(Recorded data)
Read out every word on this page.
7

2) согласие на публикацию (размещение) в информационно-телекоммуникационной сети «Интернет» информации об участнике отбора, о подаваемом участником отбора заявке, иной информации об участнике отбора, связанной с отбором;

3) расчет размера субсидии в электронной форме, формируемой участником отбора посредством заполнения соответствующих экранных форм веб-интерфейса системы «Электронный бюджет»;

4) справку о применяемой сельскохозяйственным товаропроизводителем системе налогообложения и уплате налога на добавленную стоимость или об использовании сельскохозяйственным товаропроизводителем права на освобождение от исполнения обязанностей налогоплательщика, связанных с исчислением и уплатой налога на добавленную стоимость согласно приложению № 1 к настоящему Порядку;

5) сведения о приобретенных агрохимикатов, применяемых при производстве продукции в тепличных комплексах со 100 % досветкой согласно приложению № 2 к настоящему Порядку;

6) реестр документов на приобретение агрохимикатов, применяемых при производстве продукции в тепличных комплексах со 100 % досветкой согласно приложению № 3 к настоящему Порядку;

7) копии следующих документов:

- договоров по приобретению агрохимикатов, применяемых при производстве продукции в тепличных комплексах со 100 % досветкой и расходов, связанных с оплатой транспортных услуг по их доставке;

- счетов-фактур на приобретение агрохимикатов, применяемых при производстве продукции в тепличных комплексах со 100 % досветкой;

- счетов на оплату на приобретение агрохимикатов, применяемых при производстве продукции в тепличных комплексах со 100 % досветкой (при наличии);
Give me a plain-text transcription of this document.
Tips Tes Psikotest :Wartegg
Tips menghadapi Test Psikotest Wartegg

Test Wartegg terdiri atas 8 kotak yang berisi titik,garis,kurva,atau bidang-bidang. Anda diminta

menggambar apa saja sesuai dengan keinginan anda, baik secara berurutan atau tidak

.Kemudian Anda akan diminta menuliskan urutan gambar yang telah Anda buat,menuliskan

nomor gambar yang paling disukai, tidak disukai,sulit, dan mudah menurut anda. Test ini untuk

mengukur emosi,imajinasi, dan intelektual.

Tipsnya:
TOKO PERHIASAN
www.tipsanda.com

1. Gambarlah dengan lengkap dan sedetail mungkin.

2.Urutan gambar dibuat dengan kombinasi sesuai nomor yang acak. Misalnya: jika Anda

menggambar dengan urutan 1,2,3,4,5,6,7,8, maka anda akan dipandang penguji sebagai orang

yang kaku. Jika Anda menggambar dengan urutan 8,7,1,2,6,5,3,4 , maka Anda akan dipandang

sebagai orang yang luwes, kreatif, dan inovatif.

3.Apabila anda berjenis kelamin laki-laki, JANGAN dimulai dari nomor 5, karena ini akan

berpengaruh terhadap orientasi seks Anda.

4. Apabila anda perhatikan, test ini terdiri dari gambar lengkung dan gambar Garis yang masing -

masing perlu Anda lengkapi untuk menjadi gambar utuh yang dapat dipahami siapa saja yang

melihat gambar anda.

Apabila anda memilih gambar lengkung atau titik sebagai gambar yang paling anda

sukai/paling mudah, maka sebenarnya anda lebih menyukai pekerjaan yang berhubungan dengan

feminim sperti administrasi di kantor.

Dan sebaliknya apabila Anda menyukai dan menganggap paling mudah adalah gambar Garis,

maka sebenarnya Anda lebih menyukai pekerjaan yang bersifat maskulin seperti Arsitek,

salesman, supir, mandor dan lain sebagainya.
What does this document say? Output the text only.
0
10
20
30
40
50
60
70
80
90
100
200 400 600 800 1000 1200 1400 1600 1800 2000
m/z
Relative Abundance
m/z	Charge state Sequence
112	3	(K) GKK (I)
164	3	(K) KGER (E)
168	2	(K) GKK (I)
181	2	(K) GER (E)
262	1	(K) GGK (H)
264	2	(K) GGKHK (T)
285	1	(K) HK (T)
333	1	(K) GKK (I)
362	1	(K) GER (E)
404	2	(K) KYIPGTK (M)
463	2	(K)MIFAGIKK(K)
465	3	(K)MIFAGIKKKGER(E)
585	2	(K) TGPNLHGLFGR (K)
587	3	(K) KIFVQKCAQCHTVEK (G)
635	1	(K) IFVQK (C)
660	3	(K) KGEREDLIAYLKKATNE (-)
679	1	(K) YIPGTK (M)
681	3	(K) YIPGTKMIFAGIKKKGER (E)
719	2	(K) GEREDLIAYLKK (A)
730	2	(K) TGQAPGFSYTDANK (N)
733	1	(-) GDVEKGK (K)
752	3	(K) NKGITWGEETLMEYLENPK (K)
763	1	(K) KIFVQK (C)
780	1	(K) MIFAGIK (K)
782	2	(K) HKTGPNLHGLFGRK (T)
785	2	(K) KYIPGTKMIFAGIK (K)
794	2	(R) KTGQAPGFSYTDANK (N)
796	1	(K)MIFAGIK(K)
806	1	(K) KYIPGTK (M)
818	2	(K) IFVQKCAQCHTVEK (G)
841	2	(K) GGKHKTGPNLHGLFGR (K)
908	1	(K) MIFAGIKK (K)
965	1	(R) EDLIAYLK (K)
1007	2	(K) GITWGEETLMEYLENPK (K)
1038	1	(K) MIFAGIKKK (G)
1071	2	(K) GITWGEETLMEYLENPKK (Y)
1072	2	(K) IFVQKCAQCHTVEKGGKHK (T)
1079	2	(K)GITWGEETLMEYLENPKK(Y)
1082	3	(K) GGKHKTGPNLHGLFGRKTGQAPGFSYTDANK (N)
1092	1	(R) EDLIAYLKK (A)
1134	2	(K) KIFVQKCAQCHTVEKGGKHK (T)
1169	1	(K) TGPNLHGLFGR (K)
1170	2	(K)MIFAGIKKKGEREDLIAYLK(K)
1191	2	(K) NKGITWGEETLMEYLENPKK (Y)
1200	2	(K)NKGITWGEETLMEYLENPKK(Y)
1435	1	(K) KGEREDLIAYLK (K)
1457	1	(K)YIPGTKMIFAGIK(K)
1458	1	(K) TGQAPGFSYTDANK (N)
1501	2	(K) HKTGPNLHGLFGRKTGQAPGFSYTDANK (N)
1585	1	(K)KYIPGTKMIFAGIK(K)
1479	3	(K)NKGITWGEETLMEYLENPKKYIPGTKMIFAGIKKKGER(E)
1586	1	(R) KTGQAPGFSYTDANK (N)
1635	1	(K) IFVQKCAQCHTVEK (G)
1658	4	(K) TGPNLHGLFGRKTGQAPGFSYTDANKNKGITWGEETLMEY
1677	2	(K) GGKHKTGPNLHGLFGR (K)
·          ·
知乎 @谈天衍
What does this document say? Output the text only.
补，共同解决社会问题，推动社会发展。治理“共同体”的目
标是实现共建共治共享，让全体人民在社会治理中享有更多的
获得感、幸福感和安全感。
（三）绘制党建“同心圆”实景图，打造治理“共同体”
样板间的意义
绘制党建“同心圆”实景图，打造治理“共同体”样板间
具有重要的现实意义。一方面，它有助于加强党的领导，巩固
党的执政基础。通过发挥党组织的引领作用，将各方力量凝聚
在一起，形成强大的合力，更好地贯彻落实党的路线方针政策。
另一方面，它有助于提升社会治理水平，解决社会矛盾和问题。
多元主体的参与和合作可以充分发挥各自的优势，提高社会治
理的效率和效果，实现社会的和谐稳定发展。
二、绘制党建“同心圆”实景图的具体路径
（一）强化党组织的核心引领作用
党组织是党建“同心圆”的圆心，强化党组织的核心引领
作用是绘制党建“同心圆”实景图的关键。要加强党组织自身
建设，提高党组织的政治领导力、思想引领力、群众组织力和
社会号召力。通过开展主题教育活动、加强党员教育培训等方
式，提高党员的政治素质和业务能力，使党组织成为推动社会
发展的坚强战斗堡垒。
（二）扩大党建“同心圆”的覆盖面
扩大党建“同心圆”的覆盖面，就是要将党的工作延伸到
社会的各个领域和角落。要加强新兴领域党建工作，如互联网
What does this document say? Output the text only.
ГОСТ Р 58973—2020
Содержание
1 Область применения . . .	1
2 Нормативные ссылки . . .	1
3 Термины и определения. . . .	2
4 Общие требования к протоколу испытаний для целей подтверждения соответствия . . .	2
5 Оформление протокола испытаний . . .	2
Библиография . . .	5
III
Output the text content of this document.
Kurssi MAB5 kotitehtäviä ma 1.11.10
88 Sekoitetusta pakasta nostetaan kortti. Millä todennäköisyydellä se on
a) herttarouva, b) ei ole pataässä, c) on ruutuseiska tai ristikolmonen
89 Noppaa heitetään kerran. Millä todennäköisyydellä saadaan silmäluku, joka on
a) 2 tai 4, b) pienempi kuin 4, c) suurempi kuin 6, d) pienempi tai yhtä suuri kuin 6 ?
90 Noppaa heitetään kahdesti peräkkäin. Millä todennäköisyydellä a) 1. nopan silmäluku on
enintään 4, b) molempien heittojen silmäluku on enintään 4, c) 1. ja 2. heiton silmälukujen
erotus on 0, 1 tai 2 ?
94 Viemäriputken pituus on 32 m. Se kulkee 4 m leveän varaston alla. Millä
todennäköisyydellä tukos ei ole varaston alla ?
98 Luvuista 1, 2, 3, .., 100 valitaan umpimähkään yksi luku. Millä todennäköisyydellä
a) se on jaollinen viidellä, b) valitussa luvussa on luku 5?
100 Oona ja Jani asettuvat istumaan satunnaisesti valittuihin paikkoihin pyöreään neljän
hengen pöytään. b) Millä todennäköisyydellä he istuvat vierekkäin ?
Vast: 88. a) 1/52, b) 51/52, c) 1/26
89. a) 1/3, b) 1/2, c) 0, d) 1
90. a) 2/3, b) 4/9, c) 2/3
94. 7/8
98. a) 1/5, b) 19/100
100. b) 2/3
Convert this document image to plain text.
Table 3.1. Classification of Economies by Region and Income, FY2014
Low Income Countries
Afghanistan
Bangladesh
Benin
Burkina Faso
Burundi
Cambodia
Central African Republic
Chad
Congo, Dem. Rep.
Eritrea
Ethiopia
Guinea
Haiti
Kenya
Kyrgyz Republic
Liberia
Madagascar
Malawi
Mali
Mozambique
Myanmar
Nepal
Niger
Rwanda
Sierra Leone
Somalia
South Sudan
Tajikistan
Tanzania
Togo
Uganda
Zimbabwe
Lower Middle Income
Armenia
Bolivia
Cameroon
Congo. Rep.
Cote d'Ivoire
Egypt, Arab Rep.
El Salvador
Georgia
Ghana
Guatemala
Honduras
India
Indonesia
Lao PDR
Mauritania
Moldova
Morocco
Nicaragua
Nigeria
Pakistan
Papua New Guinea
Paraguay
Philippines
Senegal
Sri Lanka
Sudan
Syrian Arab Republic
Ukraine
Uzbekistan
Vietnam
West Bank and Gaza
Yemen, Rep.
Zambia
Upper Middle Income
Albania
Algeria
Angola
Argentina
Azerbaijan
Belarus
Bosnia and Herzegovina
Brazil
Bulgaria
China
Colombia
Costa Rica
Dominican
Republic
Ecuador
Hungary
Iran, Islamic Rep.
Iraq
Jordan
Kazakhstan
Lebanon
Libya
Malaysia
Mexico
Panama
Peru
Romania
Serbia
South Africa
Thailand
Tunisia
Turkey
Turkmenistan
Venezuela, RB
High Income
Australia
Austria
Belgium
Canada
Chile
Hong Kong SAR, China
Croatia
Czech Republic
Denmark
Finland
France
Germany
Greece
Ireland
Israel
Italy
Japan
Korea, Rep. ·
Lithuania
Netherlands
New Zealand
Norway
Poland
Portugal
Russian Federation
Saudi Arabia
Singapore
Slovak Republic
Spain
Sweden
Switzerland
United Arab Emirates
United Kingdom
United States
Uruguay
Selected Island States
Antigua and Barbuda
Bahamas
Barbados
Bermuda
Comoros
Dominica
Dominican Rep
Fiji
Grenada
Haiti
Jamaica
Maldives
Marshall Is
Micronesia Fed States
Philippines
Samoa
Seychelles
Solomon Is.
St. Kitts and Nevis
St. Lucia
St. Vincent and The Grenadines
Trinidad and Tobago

◆ **AIM**: Copy each line of the entries that includes the word "silmäluku".

◆ **EXPECTED ANSWER**:
89 Noppaa heitetään kerran. Millä todennäköisyydellä saadaan silmäluku, joka on
90 Noppaa heitetään kahdesti peräkkäin. Millä todennäköisyydellä a) 1. nopan silmäluku on
enintään 4, b) molempien heittojen silmäluku on enintään 4, c) 1. ja 2. heiton silmälukujen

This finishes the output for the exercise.